### Your instructions
Determine which lines of the records include the word "this", and copy them.

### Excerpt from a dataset
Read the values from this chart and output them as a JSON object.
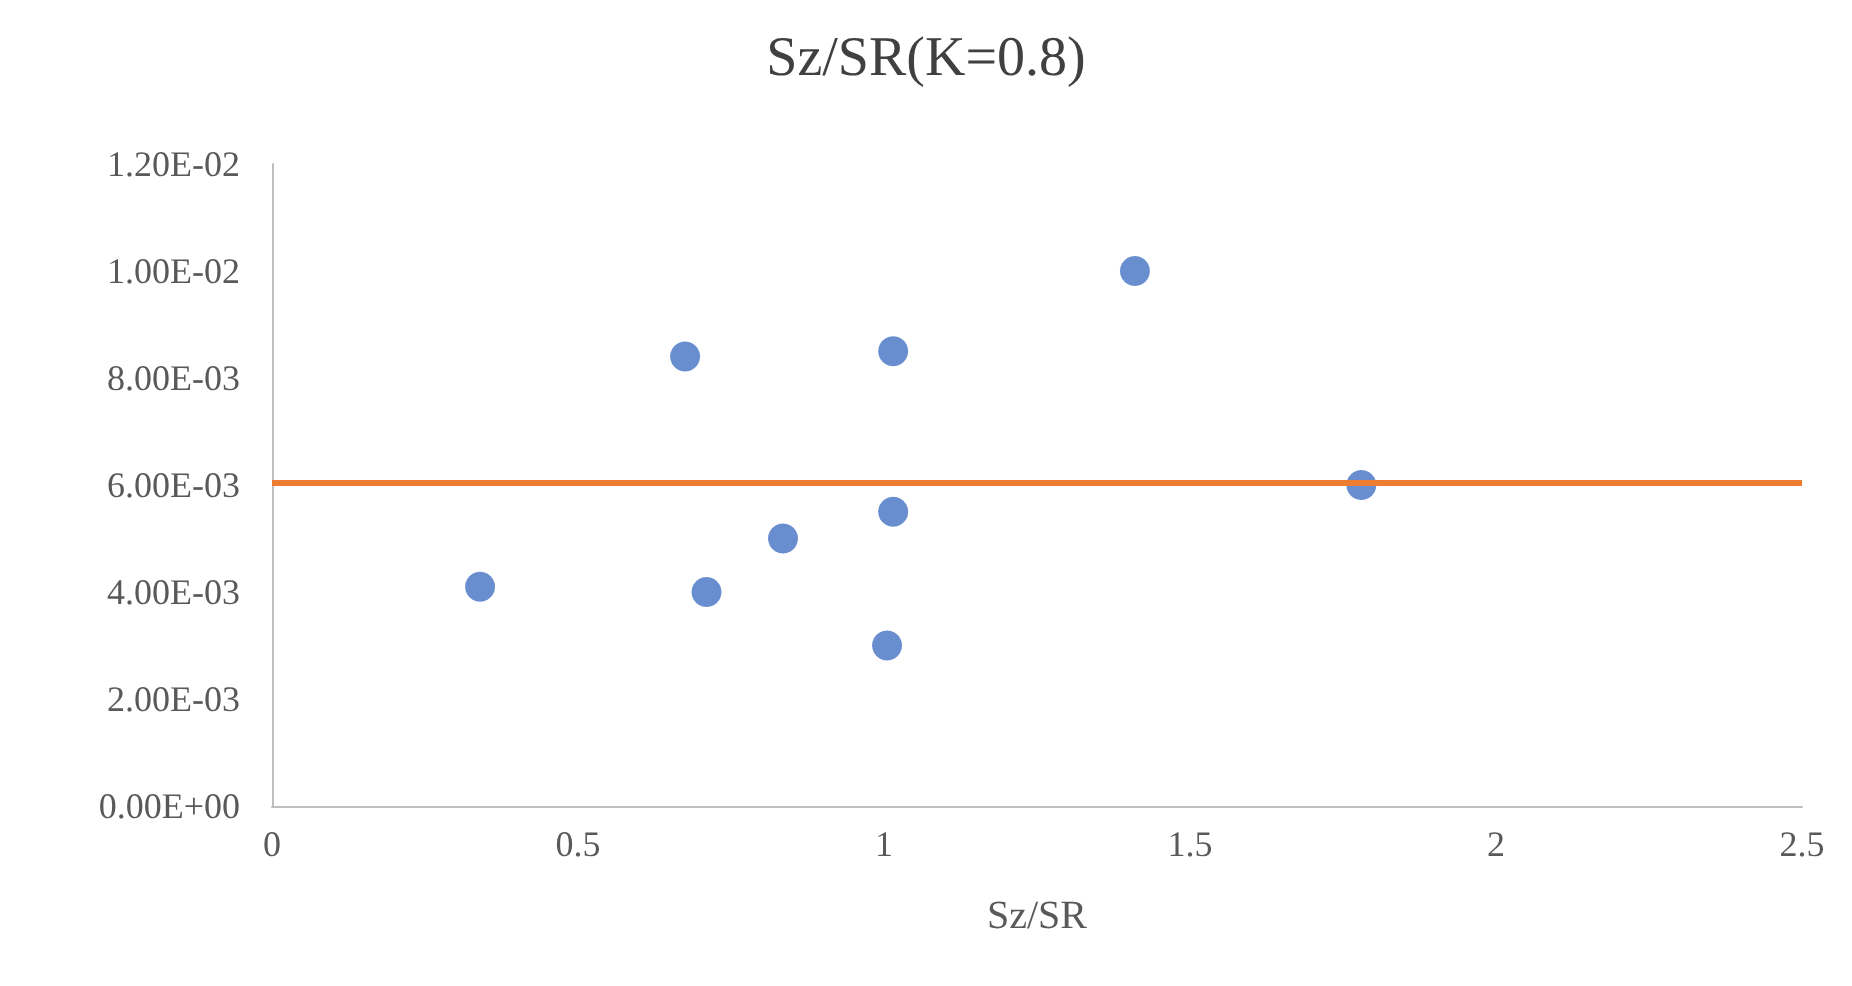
{
  "chart_data": {
    "type": "scatter",
    "title": "Sz/SR(K=0.8)",
    "xlabel": "Sz/SR",
    "x": [
      0.34,
      0.675,
      0.71,
      0.835,
      1.005,
      1.015,
      1.015,
      1.41,
      1.78
    ],
    "series": [
      {
        "color": "#4472c4",
        "values": [
          0.0041,
          0.0084,
          0.004,
          0.005,
          0.003,
          0.0085,
          0.0055,
          0.01,
          0.006
        ]
      }
    ],
    "xlim": [
      0,
      2.5
    ],
    "xticks": [
      0,
      0.5,
      1,
      1.5,
      2,
      2.5
    ],
    "ylim": [
      0,
      0.012
    ],
    "yticks": [
      {
        "value": 0,
        "label": "0.00E+00"
      },
      {
        "value": 0.002,
        "label": "2.00E-03"
      },
      {
        "value": 0.004,
        "label": "4.00E-03"
      },
      {
        "value": 0.006,
        "label": "6.00E-03"
      },
      {
        "value": 0.008,
        "label": "8.00E-03"
      },
      {
        "value": 0.01,
        "label": "1.00E-02"
      },
      {
        "value": 0.012,
        "label": "1.20E-02"
      }
    ],
    "ref_lines": [
      {
        "axis": "y",
        "value": 0.00605,
        "color": "#ed7d31"
      }
    ],
    "grid": false,
    "marker": "circle"
  }
}
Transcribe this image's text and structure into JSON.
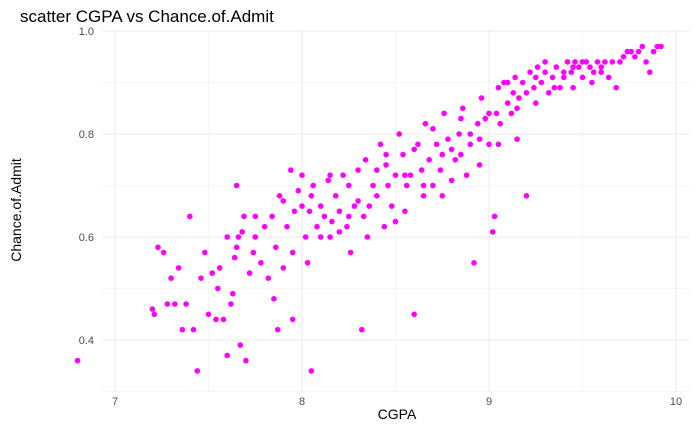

### Reply to the task
Read the values from this chart and output them as a JSON object.
Transcribe this image's text and structure into JSON.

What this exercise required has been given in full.